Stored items
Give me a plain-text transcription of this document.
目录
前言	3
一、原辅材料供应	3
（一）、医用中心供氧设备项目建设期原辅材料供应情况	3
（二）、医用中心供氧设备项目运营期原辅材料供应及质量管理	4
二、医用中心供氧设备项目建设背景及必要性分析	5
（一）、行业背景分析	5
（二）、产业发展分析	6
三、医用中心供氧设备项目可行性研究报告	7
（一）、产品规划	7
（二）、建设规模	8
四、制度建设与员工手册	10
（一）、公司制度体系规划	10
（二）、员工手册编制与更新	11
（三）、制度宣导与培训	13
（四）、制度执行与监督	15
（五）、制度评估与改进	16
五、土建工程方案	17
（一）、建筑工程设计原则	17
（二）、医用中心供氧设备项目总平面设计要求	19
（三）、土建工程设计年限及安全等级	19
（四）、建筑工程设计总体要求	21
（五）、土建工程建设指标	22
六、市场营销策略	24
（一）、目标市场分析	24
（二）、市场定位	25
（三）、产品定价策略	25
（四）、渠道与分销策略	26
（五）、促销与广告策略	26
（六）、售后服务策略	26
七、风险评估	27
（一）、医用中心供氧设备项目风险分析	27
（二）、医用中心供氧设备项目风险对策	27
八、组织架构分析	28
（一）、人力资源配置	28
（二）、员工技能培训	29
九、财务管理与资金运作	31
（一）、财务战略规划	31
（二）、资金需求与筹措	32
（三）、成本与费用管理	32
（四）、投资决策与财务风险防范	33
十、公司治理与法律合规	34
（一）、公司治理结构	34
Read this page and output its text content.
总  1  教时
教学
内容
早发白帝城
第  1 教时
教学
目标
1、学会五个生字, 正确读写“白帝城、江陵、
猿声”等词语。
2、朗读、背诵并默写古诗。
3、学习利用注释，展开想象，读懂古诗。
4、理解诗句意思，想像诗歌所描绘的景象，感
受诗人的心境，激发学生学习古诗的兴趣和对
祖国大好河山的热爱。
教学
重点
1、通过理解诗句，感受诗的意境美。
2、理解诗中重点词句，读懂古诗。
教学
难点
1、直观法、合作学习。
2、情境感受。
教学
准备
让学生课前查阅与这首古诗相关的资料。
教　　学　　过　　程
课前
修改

→ Required task
Reproduce exactly the line containing "Read this page and output its text content." and every line after it through the end of the records above, and nothing else.

→ Written response
Read this page and output its text content.
总  1  教时
教学
内容
早发白帝城
第  1 教时
教学
目标
1、学会五个生字, 正确读写“白帝城、江陵、
猿声”等词语。
2、朗读、背诵并默写古诗。
3、学习利用注释，展开想象，读懂古诗。
4、理解诗句意思，想像诗歌所描绘的景象，感
受诗人的心境，激发学生学习古诗的兴趣和对
祖国大好河山的热爱。
教学
重点
1、通过理解诗句，感受诗的意境美。
2、理解诗中重点词句，读懂古诗。
教学
难点
1、直观法、合作学习。
2、情境感受。
教学
准备
让学生课前查阅与这首古诗相关的资料。
教　　学　　过　　程
课前
修改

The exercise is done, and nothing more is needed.